• **SET EXERCISE**: Write out the entries again exactly as they are given.
— start MATERIAL FOR THE TASK —
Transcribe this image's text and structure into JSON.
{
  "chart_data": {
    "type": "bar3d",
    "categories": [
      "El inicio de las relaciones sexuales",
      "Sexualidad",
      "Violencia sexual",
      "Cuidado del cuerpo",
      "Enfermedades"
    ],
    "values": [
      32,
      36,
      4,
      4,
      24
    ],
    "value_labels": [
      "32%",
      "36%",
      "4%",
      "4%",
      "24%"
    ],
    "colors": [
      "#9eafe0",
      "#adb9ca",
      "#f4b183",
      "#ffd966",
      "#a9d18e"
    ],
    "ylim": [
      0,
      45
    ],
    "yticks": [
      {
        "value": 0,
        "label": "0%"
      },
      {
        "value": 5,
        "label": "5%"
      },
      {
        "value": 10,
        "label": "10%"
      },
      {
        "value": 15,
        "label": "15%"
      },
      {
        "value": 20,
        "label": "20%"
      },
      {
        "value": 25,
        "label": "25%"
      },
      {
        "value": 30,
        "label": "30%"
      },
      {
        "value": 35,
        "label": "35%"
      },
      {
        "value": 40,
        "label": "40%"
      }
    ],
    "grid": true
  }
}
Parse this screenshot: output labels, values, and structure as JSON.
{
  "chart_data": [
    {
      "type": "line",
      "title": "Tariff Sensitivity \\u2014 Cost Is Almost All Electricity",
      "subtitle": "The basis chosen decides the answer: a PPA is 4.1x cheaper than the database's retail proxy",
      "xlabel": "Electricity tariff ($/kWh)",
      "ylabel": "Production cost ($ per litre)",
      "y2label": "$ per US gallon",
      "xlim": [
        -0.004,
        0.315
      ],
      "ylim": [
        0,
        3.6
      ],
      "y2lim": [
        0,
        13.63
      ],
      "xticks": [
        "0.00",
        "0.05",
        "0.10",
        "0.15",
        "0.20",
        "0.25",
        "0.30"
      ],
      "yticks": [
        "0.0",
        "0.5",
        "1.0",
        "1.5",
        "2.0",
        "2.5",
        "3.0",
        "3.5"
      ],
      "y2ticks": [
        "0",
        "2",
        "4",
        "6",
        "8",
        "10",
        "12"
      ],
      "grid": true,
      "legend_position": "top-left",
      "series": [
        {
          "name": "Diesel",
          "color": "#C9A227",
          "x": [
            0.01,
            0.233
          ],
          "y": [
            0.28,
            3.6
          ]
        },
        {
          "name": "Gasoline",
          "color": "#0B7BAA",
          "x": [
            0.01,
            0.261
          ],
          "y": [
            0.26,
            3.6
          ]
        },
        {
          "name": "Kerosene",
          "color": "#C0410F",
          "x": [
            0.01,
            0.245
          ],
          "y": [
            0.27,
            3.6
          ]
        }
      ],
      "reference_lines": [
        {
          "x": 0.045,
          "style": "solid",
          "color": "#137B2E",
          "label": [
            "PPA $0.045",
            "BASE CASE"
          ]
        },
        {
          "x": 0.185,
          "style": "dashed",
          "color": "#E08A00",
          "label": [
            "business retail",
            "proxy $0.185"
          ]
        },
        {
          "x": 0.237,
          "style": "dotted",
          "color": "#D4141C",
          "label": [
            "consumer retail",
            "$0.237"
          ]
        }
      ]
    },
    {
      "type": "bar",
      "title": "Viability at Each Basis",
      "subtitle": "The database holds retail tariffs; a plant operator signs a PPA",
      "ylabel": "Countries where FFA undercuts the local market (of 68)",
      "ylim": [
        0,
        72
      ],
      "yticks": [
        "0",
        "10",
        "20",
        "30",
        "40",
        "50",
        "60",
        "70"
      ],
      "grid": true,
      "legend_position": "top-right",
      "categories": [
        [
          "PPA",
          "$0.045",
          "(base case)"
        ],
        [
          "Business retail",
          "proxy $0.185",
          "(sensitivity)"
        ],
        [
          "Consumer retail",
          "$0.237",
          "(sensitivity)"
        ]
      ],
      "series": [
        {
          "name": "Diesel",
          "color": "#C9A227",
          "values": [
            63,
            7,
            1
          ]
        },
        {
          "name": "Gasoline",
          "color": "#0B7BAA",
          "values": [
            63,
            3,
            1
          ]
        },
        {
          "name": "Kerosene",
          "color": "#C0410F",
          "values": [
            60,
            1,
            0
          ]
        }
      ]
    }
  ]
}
— end MATERIAL FOR THE TASK —
• **ANSWER TO THIS EXERCISE**:
Transcribe this image's text and structure into JSON.
{
  "chart_data": {
    "type": "bar3d",
    "categories": [
      "El inicio de las relaciones sexuales",
      "Sexualidad",
      "Violencia sexual",
      "Cuidado del cuerpo",
      "Enfermedades"
    ],
    "values": [
      32,
      36,
      4,
      4,
      24
    ],
    "value_labels": [
      "32%",
      "36%",
      "4%",
      "4%",
      "24%"
    ],
    "colors": [
      "#9eafe0",
      "#adb9ca",
      "#f4b183",
      "#ffd966",
      "#a9d18e"
    ],
    "ylim": [
      0,
      45
    ],
    "yticks": [
      {
        "value": 0,
        "label": "0%"
      },
      {
        "value": 5,
        "label": "5%"
      },
      {
        "value": 10,
        "label": "10%"
      },
      {
        "value": 15,
        "label": "15%"
      },
      {
        "value": 20,
        "label": "20%"
      },
      {
        "value": 25,
        "label": "25%"
      },
      {
        "value": 30,
        "label": "30%"
      },
      {
        "value": 35,
        "label": "35%"
      },
      {
        "value": 40,
        "label": "40%"
      }
    ],
    "grid": true
  }
}
Parse this screenshot: output labels, values, and structure as JSON.
{
  "chart_data": [
    {
      "type": "line",
      "title": "Tariff Sensitivity \\u2014 Cost Is Almost All Electricity",
      "subtitle": "The basis chosen decides the answer: a PPA is 4.1x cheaper than the database's retail proxy",
      "xlabel": "Electricity tariff ($/kWh)",
      "ylabel": "Production cost ($ per litre)",
      "y2label": "$ per US gallon",
      "xlim": [
        -0.004,
        0.315
      ],
      "ylim": [
        0,
        3.6
      ],
      "y2lim": [
        0,
        13.63
      ],
      "xticks": [
        "0.00",
        "0.05",
        "0.10",
        "0.15",
        "0.20",
        "0.25",
        "0.30"
      ],
      "yticks": [
        "0.0",
        "0.5",
        "1.0",
        "1.5",
        "2.0",
        "2.5",
        "3.0",
        "3.5"
      ],
      "y2ticks": [
        "0",
        "2",
        "4",
        "6",
        "8",
        "10",
        "12"
      ],
      "grid": true,
      "legend_position": "top-left",
      "series": [
        {
          "name": "Diesel",
          "color": "#C9A227",
          "x": [
            0.01,
            0.233
          ],
          "y": [
            0.28,
            3.6
          ]
        },
        {
          "name": "Gasoline",
          "color": "#0B7BAA",
          "x": [
            0.01,
            0.261
          ],
          "y": [
            0.26,
            3.6
          ]
        },
        {
          "name": "Kerosene",
          "color": "#C0410F",
          "x": [
            0.01,
            0.245
          ],
          "y": [
            0.27,
            3.6
          ]
        }
      ],
      "reference_lines": [
        {
          "x": 0.045,
          "style": "solid",
          "color": "#137B2E",
          "label": [
            "PPA $0.045",
            "BASE CASE"
          ]
        },
        {
          "x": 0.185,
          "style": "dashed",
          "color": "#E08A00",
          "label": [
            "business retail",
            "proxy $0.185"
          ]
        },
        {
          "x": 0.237,
          "style": "dotted",
          "color": "#D4141C",
          "label": [
            "consumer retail",
            "$0.237"
          ]
        }
      ]
    },
    {
      "type": "bar",
      "title": "Viability at Each Basis",
      "subtitle": "The database holds retail tariffs; a plant operator signs a PPA",
      "ylabel": "Countries where FFA undercuts the local market (of 68)",
      "ylim": [
        0,
        72
      ],
      "yticks": [
        "0",
        "10",
        "20",
        "30",
        "40",
        "50",
        "60",
        "70"
      ],
      "grid": true,
      "legend_position": "top-right",
      "categories": [
        [
          "PPA",
          "$0.045",
          "(base case)"
        ],
        [
          "Business retail",
          "proxy $0.185",
          "(sensitivity)"
        ],
        [
          "Consumer retail",
          "$0.237",
          "(sensitivity)"
        ]
      ],
      "series": [
        {
          "name": "Diesel",
          "color": "#C9A227",
          "values": [
            63,
            7,
            1
          ]
        },
        {
          "name": "Gasoline",
          "color": "#0B7BAA",
          "values": [
            63,
            3,
            1
          ]
        },
        {
          "name": "Kerosene",
          "color": "#C0410F",
          "values": [
            60,
            1,
            0
          ]
        }
      ]
    }
  ]
}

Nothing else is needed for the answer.